TEXT TO READ —
==============================

Giovanni de Abreu

Personal information
- Date of birth: 16 April 2007 (age 19)
- Place of birth: South Africa
- Height: 1.80 m (5 ft 11 in)
- Position: Defensive midfielder

Team information
- Current team: Perth Glory
- Number: 39

Youth career
- ECU Joondalup
- 2022–2025: Perth Glory

Senior career*
- Years: Team / Apps / (Gls)
- 2025–: Perth Glory / 17 / (0)

International career^{‡}
- 2023: Australia U17 / 4 / (1)

= Giovanni de Abreu =

Australian soccer player (born 2007)

Giovanni de Abreu (born 16 April 2007) is a professional football player who plays as a defensive midfielder for A-League Men club Perth Glory. Born in South Africa, he also represented Australia at under-17 level.

==Early life==
de Abreu was born in South Africa, and is of Portuguese descent.

==============================

WORK TO DO —
- A) From the Giovanni de Abreu profile, quote the text between "Australian soccer player" and "at under-17 level.", inclusive.
- B) Using the Giovanni de Abreu profile, decide whether each statement agrees with it, and support each yes or no with the words of the profile that settle it, quoted exactly.
(i) He plays as a defensive midfielder for Perth Glory.
(ii) He was born in Australia.
(iii) He is of Portuguese descent.
- C) Carry on the Giovanni de Abreu profile from its last sentence.

RECORDED DATA —
==============================

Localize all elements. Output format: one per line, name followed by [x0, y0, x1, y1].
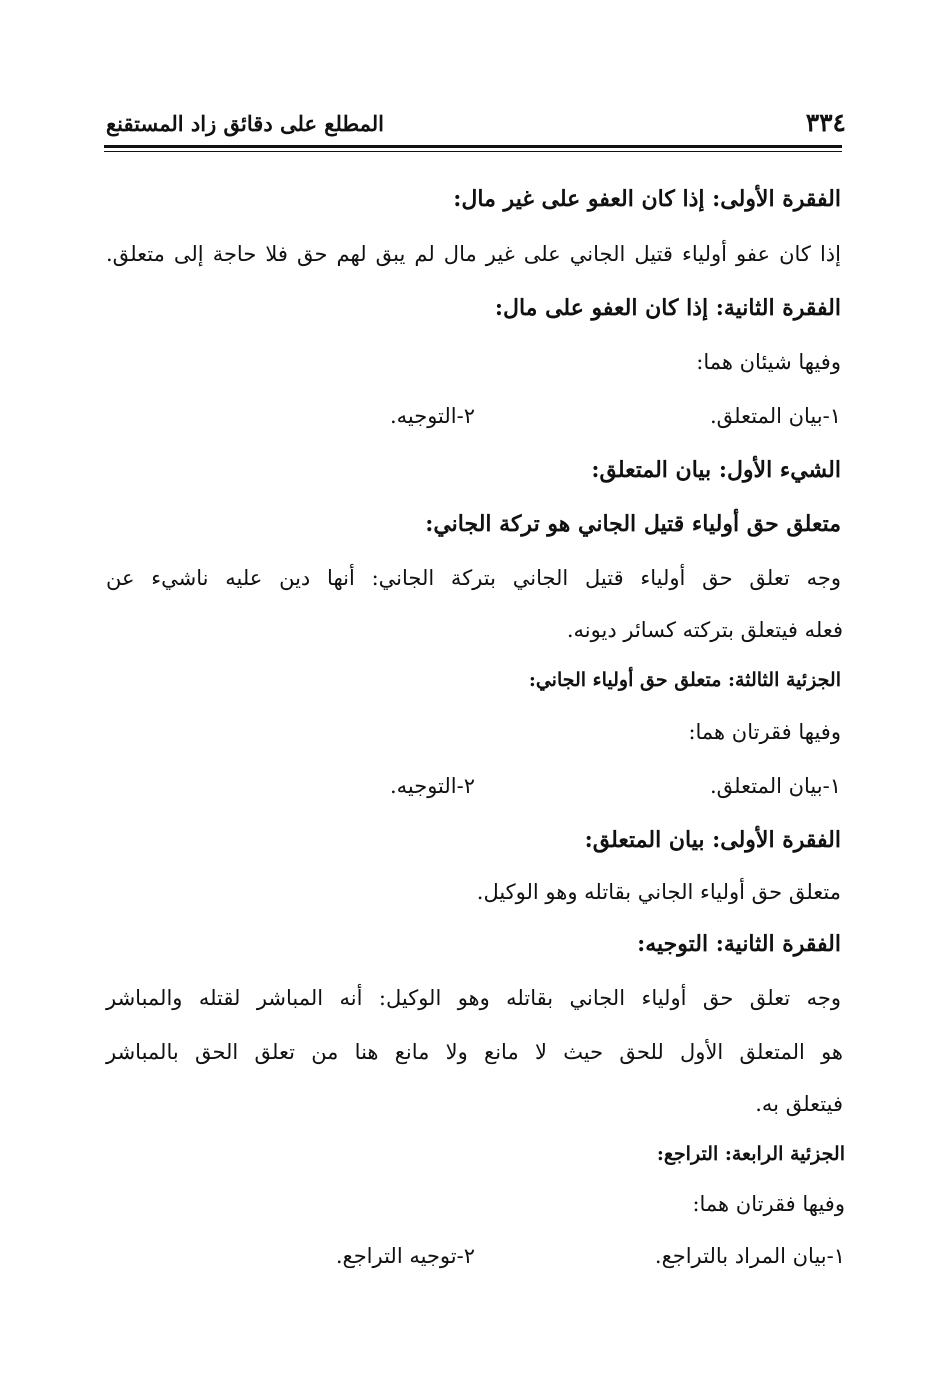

==============================

THE ANSWERS —
- A)
Australian soccer player (born 2007)

Giovanni de Abreu (born 16 April 2007) is a professional football player who plays as a defensive midfielder for A-League Men club Perth Glory. Born in South Africa, he also represented Australia at under-17 level.

- B)
(i) Yes: "plays as a defensive midfielder for A-League Men club Perth Glory"
(ii) No: "Born in South Africa"
(iii) Yes: "is of Portuguese descent"

- C)
==Club career==
In 2024, de Abreu's mother saw a post online by German club Bayern Munich, inviting players to join their World Squad initiative, in which players under the age of nineteen from around the world would represent the club in friendly matches. She applied on her son's behalf, and de Abreu was accepted from 10,000 applicants. Having also represented the World Squad in 2025, de Abreu returned to Australia to make his debut for his club, Perth Glory, when he came on as a substitute for Callum Timmins in Perth Glory's 1–0 loss to Adelaide United on 20 December 2025. He made his first start for the club in Perth Glory's 3–0 win against Central Coast Mariners on 10 January 2026, earning plaudits for his performance.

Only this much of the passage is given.